= Exercise brief =
Where the word "Импортировать" occurs in a line, return that line.

= The records =

* begin *

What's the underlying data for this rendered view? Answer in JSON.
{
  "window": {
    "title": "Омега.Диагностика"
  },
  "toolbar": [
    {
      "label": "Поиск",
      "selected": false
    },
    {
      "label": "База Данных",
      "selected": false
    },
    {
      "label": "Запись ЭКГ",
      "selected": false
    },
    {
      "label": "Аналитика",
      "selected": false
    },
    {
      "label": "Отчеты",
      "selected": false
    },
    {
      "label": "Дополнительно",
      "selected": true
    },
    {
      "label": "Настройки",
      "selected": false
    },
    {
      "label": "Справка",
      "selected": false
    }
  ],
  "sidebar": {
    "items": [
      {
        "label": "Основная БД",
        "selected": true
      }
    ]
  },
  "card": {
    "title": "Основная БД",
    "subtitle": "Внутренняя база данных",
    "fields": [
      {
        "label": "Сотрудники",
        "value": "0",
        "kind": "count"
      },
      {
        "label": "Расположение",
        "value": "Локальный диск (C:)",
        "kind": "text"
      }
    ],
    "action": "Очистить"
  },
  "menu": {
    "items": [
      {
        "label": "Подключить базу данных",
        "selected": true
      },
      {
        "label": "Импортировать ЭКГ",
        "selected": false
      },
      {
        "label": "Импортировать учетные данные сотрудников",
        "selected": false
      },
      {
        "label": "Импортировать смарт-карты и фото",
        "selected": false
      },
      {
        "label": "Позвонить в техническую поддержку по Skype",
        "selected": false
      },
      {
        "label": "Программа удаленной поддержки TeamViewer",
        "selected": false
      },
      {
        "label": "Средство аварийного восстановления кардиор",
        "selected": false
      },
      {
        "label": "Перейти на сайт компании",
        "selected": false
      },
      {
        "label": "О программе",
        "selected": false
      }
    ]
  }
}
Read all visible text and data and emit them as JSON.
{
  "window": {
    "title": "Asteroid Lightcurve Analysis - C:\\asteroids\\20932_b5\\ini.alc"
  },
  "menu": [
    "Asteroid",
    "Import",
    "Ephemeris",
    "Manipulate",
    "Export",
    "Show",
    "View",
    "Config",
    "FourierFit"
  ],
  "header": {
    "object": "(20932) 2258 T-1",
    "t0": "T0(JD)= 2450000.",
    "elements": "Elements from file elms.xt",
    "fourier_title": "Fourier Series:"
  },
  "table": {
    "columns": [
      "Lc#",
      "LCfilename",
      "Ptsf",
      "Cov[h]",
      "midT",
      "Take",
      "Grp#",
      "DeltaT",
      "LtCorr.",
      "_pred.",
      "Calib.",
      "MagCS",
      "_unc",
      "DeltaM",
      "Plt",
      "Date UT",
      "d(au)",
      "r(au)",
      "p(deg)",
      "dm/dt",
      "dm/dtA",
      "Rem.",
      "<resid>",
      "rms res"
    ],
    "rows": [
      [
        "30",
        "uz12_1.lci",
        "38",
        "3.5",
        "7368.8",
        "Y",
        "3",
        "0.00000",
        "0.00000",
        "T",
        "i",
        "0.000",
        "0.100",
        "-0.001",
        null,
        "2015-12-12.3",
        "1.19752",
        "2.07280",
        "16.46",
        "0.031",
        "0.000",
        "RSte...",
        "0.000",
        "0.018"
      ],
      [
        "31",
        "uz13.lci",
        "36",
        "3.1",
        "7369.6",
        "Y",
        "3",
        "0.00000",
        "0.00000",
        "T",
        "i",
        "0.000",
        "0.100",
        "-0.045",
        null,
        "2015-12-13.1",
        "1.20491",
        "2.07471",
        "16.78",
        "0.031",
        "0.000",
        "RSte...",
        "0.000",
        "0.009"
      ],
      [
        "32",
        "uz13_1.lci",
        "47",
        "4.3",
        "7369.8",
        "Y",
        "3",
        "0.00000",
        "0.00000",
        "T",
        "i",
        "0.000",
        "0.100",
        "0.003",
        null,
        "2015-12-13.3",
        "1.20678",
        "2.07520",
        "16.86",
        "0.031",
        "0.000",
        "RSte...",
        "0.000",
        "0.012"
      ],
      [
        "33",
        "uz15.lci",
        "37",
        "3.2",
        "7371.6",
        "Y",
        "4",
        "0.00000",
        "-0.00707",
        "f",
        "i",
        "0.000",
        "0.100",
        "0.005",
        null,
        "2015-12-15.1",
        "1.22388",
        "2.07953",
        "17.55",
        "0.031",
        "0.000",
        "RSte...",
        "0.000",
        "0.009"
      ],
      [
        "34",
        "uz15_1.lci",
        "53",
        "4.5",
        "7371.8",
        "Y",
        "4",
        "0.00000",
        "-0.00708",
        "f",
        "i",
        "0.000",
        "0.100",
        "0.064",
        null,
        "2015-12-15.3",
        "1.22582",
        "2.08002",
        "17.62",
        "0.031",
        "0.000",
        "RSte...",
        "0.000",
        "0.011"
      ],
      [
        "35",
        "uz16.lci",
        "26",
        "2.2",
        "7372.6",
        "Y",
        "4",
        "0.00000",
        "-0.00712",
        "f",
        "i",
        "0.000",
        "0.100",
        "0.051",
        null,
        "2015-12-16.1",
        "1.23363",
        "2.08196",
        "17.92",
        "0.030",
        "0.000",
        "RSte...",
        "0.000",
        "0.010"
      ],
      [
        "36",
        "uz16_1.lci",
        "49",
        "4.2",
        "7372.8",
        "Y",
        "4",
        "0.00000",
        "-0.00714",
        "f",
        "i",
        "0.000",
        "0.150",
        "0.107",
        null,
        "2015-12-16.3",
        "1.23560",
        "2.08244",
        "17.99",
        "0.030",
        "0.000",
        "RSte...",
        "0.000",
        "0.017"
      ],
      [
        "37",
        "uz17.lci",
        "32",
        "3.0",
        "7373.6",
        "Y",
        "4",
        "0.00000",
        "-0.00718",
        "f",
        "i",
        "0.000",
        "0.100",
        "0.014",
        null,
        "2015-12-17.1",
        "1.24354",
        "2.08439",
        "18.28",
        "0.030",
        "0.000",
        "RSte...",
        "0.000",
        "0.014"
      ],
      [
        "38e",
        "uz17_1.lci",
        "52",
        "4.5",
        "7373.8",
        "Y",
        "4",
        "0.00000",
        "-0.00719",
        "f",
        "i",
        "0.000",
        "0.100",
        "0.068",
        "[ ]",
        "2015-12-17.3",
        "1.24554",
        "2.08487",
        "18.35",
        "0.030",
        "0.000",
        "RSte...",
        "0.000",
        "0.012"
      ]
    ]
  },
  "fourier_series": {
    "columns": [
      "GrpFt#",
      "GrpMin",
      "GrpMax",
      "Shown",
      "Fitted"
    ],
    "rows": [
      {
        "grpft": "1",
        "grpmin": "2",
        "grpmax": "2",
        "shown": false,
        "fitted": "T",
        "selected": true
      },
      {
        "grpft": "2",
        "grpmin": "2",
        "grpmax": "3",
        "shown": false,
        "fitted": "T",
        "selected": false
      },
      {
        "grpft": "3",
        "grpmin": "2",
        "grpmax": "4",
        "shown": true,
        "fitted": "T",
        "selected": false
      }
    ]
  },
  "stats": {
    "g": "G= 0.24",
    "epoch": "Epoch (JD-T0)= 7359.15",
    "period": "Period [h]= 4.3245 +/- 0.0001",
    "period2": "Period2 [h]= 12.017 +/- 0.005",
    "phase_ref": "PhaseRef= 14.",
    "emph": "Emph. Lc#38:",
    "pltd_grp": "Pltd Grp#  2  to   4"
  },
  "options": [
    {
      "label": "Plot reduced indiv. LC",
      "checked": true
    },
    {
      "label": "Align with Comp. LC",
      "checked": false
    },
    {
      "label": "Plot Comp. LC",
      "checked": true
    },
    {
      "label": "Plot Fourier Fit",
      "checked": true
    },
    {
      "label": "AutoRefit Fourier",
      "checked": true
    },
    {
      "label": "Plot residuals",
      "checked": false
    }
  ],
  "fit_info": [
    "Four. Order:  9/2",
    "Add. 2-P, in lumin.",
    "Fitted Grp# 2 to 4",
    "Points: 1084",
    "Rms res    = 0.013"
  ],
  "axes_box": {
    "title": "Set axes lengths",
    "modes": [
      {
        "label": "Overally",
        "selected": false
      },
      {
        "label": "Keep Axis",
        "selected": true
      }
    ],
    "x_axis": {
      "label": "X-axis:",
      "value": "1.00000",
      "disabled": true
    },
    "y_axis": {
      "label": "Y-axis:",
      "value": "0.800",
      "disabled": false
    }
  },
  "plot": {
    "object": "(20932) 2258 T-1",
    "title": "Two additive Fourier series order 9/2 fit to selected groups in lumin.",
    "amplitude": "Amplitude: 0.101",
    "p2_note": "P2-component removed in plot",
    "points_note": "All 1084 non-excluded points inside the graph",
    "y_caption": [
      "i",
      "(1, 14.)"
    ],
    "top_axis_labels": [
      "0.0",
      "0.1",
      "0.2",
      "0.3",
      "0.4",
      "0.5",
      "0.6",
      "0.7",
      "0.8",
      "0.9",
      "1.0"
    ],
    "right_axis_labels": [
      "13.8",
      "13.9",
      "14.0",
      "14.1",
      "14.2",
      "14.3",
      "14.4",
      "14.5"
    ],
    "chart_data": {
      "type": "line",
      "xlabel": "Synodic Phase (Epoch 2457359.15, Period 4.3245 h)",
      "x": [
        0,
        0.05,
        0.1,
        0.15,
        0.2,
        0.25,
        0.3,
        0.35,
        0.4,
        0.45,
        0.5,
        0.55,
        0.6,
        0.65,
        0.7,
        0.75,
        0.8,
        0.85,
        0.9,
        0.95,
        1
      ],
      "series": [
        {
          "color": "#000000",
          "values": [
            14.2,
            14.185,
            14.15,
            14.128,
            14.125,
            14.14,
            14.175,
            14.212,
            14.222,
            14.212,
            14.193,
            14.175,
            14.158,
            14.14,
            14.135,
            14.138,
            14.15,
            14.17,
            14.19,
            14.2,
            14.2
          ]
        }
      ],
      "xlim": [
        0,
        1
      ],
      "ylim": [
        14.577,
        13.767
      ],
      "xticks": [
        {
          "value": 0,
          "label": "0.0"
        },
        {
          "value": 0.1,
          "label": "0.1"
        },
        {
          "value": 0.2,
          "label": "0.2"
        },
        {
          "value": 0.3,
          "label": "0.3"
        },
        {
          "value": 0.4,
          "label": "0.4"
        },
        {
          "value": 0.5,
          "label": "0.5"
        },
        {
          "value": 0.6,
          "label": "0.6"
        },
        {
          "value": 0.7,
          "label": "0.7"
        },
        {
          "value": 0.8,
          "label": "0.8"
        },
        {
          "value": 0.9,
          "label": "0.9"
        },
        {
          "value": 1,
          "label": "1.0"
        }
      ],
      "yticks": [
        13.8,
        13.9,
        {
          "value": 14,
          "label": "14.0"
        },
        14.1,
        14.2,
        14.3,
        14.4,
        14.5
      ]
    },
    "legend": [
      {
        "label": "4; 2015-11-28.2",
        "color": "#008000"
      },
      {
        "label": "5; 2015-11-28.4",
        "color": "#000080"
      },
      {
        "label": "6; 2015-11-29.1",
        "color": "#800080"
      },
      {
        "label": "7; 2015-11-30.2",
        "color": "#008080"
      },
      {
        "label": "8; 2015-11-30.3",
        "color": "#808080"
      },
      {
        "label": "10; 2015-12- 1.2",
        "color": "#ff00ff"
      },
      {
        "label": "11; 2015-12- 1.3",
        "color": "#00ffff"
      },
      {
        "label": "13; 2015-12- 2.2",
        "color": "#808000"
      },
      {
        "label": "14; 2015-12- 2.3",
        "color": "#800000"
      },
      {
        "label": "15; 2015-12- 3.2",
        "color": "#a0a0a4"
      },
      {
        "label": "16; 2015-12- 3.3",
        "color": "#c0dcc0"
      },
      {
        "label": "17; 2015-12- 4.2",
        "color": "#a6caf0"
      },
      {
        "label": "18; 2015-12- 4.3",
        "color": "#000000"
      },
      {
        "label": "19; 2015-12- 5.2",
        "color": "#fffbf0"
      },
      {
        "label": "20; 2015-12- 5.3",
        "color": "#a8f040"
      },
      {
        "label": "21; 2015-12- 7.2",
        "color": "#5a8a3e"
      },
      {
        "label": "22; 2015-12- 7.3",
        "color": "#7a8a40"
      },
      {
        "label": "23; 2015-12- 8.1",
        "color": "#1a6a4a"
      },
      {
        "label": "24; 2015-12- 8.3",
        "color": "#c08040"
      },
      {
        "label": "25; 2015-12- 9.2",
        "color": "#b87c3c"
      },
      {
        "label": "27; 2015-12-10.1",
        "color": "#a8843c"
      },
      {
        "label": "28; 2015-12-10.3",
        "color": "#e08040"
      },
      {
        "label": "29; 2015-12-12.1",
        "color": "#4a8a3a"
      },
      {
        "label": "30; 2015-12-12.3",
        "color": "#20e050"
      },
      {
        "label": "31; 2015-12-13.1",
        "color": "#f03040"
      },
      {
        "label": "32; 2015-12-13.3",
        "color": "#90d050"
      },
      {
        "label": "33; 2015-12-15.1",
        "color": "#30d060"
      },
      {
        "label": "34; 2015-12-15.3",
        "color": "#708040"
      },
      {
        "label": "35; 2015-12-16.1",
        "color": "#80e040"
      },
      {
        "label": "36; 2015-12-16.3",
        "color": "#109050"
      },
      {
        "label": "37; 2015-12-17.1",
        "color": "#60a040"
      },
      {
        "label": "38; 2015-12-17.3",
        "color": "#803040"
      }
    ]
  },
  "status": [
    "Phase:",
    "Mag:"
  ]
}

* end *

= Solution =
        "label": "Импортировать ЭКГ",
        "label": "Импортировать учетные данные сотрудников",
        "label": "Импортировать смарт-карты и фото",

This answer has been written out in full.